◆ **WHAT TO WORK ON**:
Go through the entries below and copy each line containing the word "theo".
++++ DATA SECTION ++++
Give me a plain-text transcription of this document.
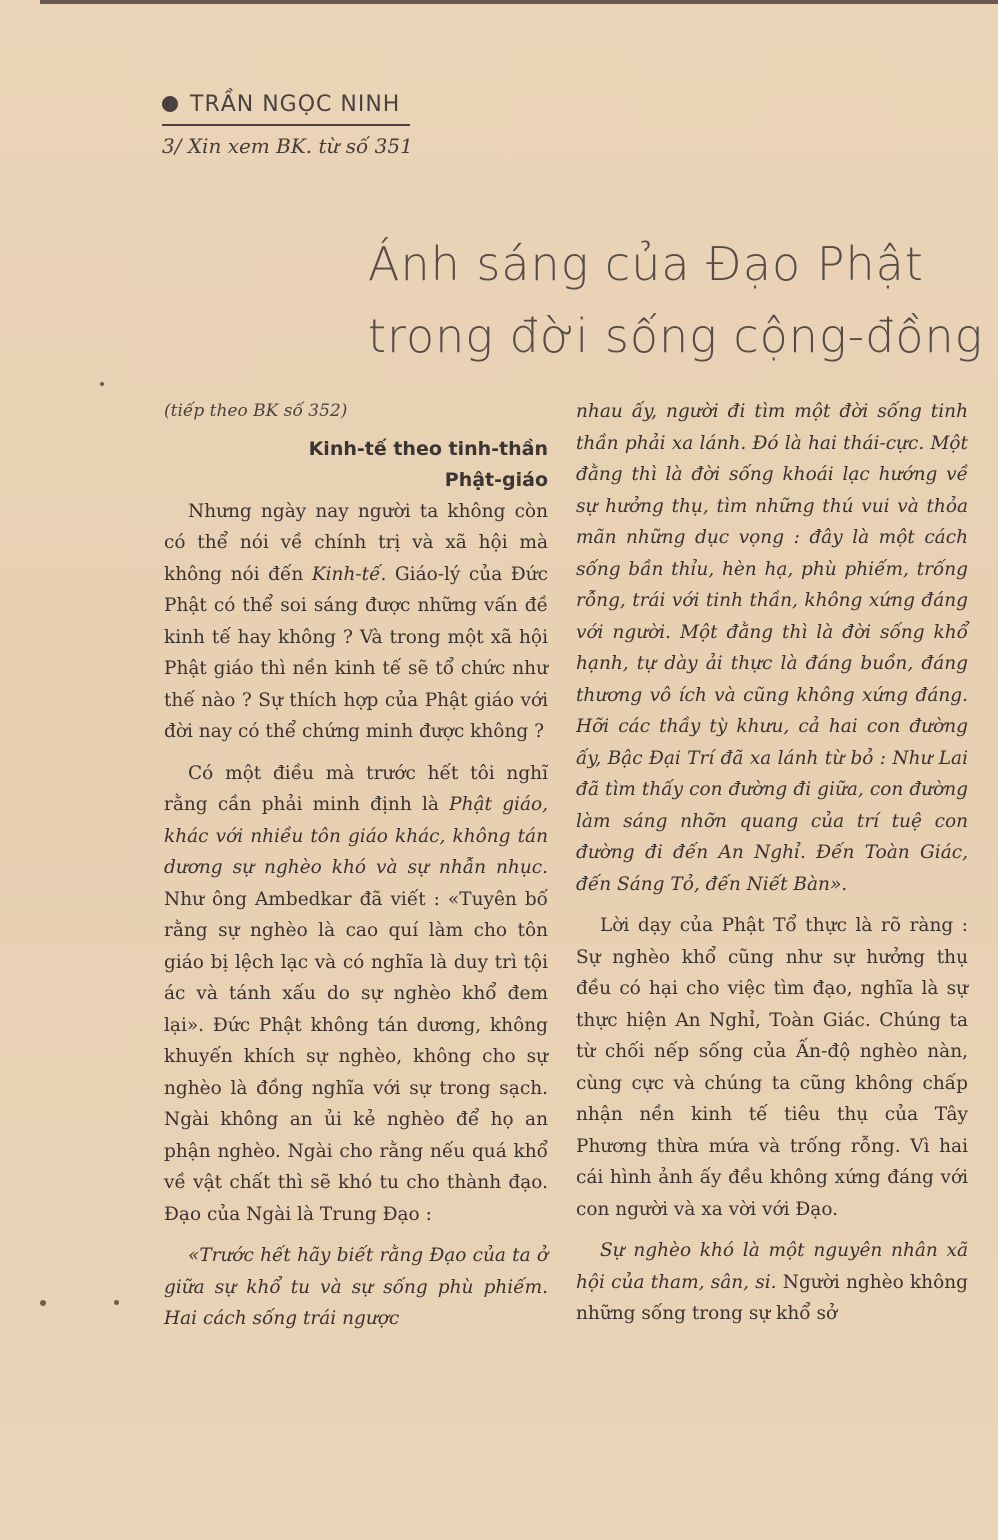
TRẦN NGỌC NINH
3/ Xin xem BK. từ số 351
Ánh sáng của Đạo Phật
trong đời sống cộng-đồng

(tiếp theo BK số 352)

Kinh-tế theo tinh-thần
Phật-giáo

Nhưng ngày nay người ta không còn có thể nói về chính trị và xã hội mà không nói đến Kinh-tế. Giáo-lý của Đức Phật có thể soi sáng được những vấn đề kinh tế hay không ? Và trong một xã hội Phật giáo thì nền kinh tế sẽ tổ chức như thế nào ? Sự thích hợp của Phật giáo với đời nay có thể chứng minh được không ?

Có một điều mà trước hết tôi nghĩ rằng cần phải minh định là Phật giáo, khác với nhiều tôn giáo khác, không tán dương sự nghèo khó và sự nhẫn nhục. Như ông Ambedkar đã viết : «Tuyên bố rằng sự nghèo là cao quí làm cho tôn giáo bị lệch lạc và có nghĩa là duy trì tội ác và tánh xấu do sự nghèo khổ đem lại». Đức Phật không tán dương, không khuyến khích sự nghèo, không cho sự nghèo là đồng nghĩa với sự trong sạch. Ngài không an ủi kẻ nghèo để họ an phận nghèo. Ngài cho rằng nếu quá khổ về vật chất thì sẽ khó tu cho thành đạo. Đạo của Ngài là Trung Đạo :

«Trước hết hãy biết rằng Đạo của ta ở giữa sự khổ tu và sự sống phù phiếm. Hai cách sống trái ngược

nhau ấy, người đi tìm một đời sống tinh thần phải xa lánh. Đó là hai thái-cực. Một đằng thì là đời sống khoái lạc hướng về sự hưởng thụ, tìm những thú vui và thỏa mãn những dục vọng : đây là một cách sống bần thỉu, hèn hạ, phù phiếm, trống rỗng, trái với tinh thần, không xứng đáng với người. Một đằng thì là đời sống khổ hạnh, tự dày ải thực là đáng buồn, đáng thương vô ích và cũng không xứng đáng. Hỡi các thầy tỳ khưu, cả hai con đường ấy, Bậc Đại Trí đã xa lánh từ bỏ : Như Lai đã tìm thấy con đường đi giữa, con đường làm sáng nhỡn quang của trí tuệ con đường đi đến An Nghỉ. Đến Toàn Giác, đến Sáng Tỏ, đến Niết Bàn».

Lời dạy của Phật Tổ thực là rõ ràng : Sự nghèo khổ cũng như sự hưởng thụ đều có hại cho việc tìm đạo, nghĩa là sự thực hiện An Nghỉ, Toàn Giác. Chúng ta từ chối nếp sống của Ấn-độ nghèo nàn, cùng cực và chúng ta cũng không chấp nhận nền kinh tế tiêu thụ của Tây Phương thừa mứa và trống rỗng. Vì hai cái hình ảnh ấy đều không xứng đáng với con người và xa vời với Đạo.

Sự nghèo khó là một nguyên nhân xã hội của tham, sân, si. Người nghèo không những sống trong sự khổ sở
++++
◆ **ANSWER TO THE PROBLEM**:
(tiếp theo BK số 352)
Kinh-tế theo tinh-thần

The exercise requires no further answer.